▸ **Goal of the exercise**
Locate all lines in the data below that hold "this" and show them.

= Beginning of Section =

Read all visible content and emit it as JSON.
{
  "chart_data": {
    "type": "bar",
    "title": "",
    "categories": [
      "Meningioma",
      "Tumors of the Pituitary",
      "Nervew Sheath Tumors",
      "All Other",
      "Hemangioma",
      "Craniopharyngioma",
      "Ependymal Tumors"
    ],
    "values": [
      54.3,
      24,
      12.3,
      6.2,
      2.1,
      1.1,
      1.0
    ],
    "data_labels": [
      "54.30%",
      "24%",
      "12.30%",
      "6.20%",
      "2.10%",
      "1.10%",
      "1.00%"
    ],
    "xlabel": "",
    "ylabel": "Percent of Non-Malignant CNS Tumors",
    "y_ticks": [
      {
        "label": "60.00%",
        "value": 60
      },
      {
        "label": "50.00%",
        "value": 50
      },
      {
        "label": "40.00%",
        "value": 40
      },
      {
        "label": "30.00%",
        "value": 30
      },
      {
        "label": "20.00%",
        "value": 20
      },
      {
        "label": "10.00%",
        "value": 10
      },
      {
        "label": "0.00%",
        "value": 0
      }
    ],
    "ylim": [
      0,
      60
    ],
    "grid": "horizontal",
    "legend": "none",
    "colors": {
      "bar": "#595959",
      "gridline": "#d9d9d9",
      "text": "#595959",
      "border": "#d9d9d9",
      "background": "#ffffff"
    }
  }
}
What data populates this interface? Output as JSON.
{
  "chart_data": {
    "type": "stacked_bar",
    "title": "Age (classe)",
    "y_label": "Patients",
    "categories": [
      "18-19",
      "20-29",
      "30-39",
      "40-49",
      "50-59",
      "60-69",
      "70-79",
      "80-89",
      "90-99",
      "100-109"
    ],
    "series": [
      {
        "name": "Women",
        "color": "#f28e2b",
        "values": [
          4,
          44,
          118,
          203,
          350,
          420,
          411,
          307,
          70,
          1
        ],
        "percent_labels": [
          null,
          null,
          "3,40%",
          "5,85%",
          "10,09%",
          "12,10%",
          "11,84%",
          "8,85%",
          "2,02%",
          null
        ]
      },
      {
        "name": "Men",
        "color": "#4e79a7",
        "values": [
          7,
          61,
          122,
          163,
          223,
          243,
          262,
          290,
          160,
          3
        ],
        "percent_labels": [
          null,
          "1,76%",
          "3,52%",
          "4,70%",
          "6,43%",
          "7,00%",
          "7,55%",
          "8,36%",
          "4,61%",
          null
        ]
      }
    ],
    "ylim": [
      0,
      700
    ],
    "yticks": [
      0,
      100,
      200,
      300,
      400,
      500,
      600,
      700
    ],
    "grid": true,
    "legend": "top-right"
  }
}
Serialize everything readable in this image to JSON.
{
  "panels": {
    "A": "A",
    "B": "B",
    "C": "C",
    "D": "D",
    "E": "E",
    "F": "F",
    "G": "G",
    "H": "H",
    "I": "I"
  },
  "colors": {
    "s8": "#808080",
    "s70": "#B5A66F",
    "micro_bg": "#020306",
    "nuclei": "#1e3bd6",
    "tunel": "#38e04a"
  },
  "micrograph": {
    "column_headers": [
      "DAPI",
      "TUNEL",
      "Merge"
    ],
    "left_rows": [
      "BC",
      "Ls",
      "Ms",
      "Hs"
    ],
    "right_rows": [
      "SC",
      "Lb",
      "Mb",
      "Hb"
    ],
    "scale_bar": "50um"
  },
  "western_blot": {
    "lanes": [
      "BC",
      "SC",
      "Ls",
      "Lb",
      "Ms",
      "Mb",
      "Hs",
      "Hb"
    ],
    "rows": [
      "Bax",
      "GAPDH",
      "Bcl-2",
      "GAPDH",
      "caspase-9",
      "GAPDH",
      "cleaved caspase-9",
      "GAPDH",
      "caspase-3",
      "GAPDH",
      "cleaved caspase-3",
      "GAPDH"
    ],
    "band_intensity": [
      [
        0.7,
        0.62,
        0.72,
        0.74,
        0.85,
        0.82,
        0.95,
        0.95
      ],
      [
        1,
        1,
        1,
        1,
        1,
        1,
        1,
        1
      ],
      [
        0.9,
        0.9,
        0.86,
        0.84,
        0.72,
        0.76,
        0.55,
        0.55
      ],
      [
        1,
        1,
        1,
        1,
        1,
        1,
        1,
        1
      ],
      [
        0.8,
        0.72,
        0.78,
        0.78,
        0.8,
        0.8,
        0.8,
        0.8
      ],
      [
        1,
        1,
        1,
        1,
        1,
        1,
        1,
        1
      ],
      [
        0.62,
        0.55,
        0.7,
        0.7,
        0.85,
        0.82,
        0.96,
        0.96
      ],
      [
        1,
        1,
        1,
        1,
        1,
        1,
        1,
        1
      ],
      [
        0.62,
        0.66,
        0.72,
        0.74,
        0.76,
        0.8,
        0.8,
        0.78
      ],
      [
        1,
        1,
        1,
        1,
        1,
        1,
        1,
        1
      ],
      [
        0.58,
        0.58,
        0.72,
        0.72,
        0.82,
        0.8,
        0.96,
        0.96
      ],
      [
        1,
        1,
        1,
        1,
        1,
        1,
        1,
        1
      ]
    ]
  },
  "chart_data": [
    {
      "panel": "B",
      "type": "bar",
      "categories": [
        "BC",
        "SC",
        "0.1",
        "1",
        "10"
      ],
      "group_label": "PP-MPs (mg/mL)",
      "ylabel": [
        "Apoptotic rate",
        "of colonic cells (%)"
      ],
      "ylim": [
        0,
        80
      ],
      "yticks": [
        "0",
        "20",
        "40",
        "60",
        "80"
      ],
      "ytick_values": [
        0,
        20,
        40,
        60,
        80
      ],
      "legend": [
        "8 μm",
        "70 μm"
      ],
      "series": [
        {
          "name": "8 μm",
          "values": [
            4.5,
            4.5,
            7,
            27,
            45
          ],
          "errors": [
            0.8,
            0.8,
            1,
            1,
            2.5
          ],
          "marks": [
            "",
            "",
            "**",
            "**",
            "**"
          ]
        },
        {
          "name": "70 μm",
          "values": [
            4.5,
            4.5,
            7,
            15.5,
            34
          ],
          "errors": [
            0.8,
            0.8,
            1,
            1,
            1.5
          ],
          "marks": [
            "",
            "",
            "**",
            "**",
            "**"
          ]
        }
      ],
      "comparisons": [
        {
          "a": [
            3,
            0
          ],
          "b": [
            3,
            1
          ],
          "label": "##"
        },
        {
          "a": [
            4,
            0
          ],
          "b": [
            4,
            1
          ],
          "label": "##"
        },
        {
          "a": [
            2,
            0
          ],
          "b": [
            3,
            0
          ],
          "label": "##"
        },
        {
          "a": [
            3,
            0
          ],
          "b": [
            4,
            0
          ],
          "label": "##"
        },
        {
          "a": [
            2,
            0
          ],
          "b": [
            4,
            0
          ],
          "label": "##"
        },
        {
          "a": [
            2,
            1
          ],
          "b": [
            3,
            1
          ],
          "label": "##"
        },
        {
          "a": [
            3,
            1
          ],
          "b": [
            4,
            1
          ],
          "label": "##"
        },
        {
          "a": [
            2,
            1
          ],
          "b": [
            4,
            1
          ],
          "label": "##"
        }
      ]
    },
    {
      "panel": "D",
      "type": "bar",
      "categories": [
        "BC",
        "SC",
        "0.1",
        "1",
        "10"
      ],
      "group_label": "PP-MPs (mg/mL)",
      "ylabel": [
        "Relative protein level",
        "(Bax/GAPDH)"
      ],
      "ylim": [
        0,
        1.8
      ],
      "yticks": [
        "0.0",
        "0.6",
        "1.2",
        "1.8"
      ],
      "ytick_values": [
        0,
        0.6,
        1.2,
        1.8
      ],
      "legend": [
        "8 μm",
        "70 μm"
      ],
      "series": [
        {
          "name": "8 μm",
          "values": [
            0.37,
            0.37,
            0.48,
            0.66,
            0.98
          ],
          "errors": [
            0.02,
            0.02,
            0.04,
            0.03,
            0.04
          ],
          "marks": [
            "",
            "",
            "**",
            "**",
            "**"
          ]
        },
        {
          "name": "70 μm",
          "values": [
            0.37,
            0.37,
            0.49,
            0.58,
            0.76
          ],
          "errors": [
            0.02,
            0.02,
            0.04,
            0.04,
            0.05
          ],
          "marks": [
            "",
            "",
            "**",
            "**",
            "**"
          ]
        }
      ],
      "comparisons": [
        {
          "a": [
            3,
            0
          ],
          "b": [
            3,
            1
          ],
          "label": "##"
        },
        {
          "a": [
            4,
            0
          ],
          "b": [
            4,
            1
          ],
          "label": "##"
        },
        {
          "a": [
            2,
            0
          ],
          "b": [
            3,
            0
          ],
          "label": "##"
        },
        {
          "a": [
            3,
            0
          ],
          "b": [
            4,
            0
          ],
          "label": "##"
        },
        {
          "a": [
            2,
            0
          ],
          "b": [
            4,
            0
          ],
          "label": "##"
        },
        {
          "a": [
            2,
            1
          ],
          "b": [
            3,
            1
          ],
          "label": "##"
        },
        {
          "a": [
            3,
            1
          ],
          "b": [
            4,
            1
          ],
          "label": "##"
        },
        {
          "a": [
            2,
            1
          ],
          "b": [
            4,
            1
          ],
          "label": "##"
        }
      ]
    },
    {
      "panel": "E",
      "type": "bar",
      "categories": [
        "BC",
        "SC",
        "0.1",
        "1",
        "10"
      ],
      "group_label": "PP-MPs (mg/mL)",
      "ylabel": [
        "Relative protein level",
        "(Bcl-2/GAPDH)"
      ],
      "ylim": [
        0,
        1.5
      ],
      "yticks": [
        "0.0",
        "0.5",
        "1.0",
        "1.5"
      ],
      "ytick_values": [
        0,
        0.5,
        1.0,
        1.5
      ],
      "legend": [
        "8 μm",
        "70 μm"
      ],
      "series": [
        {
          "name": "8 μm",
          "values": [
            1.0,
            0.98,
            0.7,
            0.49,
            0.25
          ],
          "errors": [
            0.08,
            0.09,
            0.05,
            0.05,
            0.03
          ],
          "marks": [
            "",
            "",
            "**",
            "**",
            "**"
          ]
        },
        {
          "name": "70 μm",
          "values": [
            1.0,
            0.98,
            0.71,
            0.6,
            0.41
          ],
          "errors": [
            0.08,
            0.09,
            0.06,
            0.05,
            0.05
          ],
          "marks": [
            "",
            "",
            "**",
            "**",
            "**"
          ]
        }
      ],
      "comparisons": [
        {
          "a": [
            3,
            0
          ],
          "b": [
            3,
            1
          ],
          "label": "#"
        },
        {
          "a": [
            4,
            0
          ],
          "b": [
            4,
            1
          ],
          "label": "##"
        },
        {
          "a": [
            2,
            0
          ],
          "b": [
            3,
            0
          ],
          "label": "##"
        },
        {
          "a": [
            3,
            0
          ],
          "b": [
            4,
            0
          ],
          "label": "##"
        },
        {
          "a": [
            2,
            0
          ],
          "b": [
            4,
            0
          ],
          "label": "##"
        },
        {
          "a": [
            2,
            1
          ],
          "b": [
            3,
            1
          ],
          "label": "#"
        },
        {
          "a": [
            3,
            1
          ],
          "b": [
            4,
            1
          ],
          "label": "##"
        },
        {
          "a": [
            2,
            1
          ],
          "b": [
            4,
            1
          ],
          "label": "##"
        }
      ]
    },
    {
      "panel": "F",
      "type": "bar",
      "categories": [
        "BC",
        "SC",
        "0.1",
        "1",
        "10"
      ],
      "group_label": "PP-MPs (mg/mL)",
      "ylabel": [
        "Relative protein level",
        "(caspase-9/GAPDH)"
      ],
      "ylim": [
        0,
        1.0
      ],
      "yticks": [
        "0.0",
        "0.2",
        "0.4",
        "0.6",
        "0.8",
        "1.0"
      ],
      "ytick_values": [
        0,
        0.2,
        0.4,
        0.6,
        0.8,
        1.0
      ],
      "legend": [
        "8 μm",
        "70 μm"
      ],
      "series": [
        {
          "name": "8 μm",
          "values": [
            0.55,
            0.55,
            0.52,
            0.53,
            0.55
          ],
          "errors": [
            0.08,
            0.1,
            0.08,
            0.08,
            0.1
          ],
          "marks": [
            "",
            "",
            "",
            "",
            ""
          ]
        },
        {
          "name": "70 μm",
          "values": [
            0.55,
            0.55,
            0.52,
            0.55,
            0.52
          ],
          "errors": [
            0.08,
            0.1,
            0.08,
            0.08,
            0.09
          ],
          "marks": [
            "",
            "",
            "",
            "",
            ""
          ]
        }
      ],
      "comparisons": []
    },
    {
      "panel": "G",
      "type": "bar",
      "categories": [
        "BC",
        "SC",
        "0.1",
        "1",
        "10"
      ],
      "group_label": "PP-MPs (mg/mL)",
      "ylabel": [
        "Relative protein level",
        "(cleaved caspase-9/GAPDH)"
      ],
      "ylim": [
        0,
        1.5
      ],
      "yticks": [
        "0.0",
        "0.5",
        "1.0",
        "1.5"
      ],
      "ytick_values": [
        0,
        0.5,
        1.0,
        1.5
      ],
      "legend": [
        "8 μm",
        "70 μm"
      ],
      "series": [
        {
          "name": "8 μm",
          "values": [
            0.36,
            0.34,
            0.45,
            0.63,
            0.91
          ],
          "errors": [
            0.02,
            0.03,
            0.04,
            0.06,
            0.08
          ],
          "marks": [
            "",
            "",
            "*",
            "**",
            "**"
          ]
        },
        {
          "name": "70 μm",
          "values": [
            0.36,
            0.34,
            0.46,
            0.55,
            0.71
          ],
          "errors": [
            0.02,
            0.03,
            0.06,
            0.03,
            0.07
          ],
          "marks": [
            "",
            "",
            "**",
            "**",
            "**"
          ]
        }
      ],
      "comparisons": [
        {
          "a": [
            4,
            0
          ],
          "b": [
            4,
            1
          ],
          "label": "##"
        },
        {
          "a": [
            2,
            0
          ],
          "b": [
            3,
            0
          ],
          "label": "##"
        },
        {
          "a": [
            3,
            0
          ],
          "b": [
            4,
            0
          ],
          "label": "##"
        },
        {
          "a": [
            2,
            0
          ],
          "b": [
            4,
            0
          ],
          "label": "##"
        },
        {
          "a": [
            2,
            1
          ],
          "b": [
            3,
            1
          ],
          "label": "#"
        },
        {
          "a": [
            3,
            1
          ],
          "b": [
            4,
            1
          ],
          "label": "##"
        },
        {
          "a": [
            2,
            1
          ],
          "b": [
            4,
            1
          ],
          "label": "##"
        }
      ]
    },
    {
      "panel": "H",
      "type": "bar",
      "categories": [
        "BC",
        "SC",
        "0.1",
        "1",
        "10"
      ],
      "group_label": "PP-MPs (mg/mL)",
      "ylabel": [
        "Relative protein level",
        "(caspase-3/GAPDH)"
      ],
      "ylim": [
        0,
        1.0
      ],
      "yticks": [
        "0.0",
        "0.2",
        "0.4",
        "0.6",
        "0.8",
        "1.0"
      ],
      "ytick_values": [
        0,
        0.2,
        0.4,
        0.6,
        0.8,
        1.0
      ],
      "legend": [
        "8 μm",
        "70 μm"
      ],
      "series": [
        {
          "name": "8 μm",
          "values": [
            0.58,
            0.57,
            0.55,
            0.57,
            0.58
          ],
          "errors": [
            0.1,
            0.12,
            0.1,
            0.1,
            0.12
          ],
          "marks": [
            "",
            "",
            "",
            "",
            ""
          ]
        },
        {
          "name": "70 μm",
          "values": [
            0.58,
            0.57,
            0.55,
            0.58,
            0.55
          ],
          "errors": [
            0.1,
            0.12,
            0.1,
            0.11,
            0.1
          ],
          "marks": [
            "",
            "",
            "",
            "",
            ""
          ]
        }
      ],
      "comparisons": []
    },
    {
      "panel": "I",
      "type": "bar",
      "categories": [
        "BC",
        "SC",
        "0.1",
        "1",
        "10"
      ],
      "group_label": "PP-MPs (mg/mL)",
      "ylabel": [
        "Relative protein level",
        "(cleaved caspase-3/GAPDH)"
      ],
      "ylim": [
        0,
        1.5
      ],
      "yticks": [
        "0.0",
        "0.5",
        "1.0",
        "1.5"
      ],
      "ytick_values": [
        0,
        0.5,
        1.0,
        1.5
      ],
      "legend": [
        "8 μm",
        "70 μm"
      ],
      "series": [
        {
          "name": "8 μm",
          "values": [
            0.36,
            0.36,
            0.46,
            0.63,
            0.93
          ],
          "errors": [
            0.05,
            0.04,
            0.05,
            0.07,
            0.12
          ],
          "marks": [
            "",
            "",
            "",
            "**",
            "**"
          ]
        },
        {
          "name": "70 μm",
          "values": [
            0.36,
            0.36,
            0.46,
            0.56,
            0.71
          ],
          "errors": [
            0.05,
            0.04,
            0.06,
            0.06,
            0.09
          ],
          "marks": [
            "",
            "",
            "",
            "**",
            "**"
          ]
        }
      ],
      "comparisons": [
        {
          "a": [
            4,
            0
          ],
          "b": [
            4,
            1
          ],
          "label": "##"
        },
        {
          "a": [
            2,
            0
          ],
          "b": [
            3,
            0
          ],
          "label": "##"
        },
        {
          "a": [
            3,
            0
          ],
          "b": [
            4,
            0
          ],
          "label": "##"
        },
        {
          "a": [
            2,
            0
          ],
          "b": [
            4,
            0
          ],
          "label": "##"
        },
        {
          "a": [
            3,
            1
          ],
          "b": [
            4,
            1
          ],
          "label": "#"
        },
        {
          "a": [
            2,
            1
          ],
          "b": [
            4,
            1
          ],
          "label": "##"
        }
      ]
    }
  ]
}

= End of Section =

▸ **Solution below**
What data populates this interface? Output as JSON.
Serialize everything readable in this image to JSON.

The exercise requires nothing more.